#### Problem A
İstanbul'da yılbaşı konulu metinde yazar, İstanbul'da yılbaşında hiç yapmadığı hangi şeyleri sayıyor? Hepsini sıralayın.

Hayatın içinde hayatla varolabilmenin dayanılmaz hafifliği

Herşeye yeniden başlıyorum sanırım...........

31 Aralık 2009

İstanbulda yılbaşı

İlk gençlik yıllarımda üniversitede yılbaşı için partiler olurdu onlara giderdik aradan yıllar geçti artık hayatta hiçbirşey tat vermemeye başladı bize bizde yılbaşı eğlencelerinden uzaklaşır olduk ...Yaşlandıkmı?? değil yaşlılık değil ..opelde çalışacağım patronum olacak vatandaş görüşmek istemiş benimle çıkarttılar beni yanına kaç yaşındasın diye sordu yaşımı söyledim dediki bana bak senle aynı yaştayız ama ben senden genç duruyorum ...Baktım adama hakkatende benim yanımda çok çıtır duruyordu ..dedimki hayat her insana aynı güzellikte davranmıyor biz erken olgunlaşmakla görevlendirildik ...Adam yüzüme baktı gülümsedi biliyormusun dedi ben hem kalp hem şeker hastasıyım ...Ben şükürler olsun yaradanıma ne kalp hastasıydım nede şeker şimdilerdede kronik sinirsel baş ağrılarından başka şükürler olsunki hastalığım yok .sinirsel diyince insan çok fazla sabırlı olunca içine bazı şeyleri atmak durumunda kalıyor hele serde birde delikanlılık var birazda ağır abilik varya mecburen atıyorsun içine oda sinir yapıyor ...
     Mevzuudan uzaklaştık evet üniversitede verirdik partiler eğlenirdik sonradan ne oldu yıllardır İstanbulda yaşıyorum bir defacık olsun Taksimde yılbaşı kutlamasına katılmadım bir defacık olsun İstanbulda yılbaşı kutlaması yapamadım haa birde hiç o akşam kırmızı don giymedim :-) eksikliğinide duymadım ya neyse....millet bugün ne yapacak acaba taksimde kaç kızın bekaretine kıyılacak veya yeniyılda kaç kişi hayalleri yıkılmış bir şekilde 1 ocak sabahı kalkacak...Benim ne yapacağım belli planım hazır iki aşamalı her ikisindede başarı şansım yüksek a ve b planlarım hazır gereken çalışma ve altyapı tamamlanmak üzere ...Benim birine vayyy mutlu yıllar diyip öpeceğimi düşünmeyin benim planlar geleceğe yatırım mahiyetinde ama her iki şekildede ben kazanacağım tıpkı daha önce olduğu gibi..şimdiden dişlerim uzadımı ne :-))) neyse şimdiden tüm insanlara ve insanlığa mutlu yıllar ....

#### Verilen veriler
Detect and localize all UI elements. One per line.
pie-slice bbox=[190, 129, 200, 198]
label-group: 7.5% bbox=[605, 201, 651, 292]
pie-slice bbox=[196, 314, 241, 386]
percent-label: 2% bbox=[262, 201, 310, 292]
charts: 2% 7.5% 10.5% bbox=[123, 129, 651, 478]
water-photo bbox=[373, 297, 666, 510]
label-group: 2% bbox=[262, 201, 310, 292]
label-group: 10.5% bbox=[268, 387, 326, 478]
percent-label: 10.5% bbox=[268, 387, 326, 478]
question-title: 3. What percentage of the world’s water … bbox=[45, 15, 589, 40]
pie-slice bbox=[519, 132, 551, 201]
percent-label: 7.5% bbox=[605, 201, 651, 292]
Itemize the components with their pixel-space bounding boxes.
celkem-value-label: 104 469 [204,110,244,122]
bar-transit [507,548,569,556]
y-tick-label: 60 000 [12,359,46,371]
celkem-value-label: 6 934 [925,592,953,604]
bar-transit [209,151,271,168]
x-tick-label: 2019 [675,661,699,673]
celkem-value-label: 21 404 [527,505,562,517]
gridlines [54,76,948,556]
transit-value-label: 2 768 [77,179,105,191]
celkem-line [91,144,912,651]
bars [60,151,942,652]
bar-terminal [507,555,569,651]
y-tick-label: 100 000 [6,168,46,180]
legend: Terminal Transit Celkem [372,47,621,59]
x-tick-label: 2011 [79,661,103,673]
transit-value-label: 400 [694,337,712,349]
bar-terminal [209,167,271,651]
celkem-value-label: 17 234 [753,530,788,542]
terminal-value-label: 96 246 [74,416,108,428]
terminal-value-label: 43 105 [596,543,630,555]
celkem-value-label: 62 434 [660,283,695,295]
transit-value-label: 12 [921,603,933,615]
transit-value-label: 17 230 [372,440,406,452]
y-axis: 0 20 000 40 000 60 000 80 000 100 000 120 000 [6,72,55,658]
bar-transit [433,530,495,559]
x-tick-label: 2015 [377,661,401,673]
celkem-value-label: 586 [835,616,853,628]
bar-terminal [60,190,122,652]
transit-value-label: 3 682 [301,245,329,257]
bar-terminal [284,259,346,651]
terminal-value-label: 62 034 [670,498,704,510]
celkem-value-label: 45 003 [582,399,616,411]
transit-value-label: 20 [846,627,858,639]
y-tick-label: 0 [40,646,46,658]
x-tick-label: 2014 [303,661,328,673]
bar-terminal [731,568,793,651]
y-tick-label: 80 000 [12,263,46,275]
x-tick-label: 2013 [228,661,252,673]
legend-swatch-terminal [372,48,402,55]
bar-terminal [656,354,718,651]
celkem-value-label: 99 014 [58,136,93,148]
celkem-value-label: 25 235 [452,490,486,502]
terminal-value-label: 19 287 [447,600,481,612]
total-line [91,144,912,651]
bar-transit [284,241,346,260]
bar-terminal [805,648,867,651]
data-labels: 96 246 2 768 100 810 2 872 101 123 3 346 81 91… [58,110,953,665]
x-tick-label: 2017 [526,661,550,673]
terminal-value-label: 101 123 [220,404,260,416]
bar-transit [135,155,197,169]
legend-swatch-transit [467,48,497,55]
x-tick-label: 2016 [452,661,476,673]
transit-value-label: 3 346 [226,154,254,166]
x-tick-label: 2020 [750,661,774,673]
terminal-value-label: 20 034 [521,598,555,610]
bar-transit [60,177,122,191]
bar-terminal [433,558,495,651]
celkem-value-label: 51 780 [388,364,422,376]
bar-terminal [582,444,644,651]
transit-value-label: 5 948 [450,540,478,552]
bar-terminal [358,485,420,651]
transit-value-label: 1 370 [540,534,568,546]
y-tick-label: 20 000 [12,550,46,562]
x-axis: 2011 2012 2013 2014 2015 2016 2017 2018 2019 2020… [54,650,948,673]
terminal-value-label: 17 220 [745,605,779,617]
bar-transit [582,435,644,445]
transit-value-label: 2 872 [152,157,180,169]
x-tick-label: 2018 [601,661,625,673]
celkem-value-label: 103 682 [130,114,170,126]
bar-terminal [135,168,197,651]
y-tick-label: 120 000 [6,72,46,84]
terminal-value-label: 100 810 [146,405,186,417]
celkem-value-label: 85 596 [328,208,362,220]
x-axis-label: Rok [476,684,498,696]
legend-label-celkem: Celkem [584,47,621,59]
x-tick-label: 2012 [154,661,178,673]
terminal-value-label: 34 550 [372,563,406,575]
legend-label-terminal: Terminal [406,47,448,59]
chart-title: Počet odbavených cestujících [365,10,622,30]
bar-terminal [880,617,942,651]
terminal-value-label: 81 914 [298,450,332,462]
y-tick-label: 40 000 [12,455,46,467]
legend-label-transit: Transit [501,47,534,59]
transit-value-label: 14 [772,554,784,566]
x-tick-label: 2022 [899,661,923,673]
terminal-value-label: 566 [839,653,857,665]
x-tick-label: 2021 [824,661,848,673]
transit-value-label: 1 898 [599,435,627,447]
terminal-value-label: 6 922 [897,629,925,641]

...

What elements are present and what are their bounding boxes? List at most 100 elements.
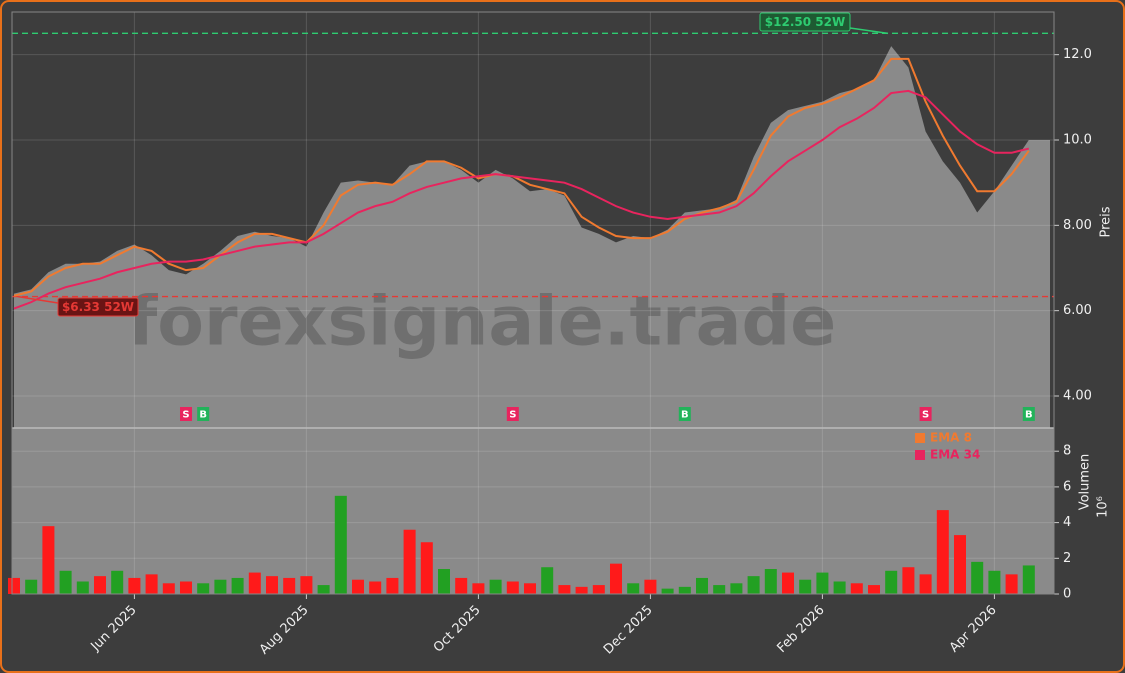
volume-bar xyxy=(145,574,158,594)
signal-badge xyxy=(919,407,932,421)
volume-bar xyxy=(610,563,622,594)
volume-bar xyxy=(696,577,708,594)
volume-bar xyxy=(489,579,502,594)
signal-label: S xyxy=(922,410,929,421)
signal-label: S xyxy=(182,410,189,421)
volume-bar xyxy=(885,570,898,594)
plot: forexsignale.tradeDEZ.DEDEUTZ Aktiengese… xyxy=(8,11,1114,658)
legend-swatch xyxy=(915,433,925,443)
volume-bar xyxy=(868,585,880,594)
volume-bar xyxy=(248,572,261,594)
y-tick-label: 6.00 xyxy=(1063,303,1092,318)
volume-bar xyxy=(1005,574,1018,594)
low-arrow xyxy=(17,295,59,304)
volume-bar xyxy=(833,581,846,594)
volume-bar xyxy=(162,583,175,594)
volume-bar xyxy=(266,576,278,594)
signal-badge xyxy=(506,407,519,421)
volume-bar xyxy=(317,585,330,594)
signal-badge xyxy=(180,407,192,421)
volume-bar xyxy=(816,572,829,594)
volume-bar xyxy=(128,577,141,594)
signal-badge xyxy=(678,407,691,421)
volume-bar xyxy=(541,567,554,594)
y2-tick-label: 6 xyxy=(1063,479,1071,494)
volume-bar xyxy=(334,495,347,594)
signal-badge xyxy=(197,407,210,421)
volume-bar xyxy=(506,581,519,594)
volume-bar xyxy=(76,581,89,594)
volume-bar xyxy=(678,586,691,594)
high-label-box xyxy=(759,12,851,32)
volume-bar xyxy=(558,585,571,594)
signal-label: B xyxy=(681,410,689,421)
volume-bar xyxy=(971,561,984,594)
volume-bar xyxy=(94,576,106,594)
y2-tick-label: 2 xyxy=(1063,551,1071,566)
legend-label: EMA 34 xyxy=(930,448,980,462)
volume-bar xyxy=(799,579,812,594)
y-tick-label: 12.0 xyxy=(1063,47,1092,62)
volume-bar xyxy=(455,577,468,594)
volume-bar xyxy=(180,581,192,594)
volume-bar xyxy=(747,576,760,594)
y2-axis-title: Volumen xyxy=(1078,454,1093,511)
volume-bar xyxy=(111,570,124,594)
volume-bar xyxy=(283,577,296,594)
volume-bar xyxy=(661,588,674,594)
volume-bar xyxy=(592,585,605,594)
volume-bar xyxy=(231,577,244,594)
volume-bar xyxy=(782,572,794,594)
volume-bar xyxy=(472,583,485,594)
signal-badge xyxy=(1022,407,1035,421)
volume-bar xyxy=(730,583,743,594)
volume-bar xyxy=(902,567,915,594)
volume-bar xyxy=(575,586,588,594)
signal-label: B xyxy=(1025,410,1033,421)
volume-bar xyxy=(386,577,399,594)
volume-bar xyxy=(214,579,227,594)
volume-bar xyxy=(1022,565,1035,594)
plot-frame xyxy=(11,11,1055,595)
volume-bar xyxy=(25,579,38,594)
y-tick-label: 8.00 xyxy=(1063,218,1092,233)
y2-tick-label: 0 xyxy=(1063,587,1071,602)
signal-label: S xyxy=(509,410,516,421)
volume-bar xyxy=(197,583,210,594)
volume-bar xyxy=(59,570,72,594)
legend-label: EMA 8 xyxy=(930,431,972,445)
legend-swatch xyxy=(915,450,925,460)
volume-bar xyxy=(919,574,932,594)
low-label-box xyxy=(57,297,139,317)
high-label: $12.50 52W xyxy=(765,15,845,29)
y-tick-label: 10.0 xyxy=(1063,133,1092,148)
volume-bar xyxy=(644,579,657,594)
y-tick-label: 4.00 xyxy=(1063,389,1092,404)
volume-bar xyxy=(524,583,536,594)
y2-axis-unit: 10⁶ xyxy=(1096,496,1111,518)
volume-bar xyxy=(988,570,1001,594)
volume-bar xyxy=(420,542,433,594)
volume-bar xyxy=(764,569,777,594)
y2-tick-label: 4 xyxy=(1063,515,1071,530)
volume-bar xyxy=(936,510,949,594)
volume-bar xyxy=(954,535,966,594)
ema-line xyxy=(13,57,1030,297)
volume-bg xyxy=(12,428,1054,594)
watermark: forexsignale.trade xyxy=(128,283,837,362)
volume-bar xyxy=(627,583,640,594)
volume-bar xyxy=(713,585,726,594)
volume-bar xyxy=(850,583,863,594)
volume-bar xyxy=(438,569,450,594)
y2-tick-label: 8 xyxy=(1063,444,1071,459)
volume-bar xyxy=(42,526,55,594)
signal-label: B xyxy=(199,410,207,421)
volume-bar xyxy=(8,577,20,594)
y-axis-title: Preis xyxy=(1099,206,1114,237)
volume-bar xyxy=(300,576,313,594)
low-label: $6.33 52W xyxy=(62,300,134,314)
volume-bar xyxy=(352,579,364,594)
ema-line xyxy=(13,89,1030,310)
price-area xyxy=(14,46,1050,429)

#### Problem B
Listede "volume-bar xyxy=(145,574,158,594)" bulunan satırdan "y2-axis-title: Volumen xyxy=(1078,454,1093,511)" bulunan satıra kadar olan satırlarda "volume-bar" ifadesini "hacim-çubuğu" ile değiştirip yalnızca bu satırları yeniden yazar mısınız?

#### Alıştırma sonucu A
- Taksim'de yılbaşı kutlamasına katılmak
- İstanbul'da yılbaşı kutlaması yapmak
- O akşam kırmızı don giymek

#### Alıştırma sonucu B
hacim-çubuğu xyxy=(145,574,158,594)
signal-badge xyxy=(919,407,932,421)
hacim-çubuğu xyxy=(610,563,622,594)
hacim-çubuğu xyxy=(696,577,708,594)
hacim-çubuğu xyxy=(489,579,502,594)
signal-label: S xyxy=(922,410,929,421)
signal-label: S xyxy=(182,410,189,421)
hacim-çubuğu xyxy=(885,570,898,594)
plot: forexsignale.tradeDEZ.DEDEUTZ Aktiengese… xyxy=(8,11,1114,658)
legend-swatch xyxy=(915,433,925,443)
hacim-çubuğu xyxy=(868,585,880,594)
hacim-çubuğu xyxy=(248,572,261,594)
y-tick-label: 6.00 xyxy=(1063,303,1092,318)
hacim-çubuğu xyxy=(1005,574,1018,594)
low-arrow xyxy=(17,295,59,304)
hacim-çubuğu xyxy=(833,581,846,594)
hacim-çubuğu xyxy=(162,583,175,594)
hacim-çubuğu xyxy=(266,576,278,594)
signal-badge xyxy=(506,407,519,421)
hacim-çubuğu xyxy=(317,585,330,594)
signal-badge xyxy=(180,407,192,421)
hacim-çubuğu xyxy=(816,572,829,594)
hacim-çubuğu xyxy=(128,577,141,594)
signal-badge xyxy=(678,407,691,421)
hacim-çubuğu xyxy=(541,567,554,594)
y2-tick-label: 6 xyxy=(1063,479,1071,494)
hacim-çubuğu xyxy=(334,495,347,594)
signal-badge xyxy=(197,407,210,421)
hacim-çubuğu xyxy=(506,581,519,594)
hacim-çubuğu xyxy=(76,581,89,594)
hacim-çubuğu xyxy=(678,586,691,594)
high-label-box xyxy=(759,12,851,32)
hacim-çubuğu xyxy=(558,585,571,594)
signal-label: B xyxy=(681,410,689,421)
hacim-çubuğu xyxy=(971,561,984,594)
hacim-çubuğu xyxy=(94,576,106,594)
y2-tick-label: 2 xyxy=(1063,551,1071,566)
legend-label: EMA 34 xyxy=(930,448,980,462)
hacim-çubuğu xyxy=(799,579,812,594)
y-tick-label: 12.0 xyxy=(1063,47,1092,62)
hacim-çubuğu xyxy=(455,577,468,594)
hacim-çubuğu xyxy=(180,581,192,594)
hacim-çubuğu xyxy=(747,576,760,594)
y2-axis-title: Volumen xyxy=(1078,454,1093,511)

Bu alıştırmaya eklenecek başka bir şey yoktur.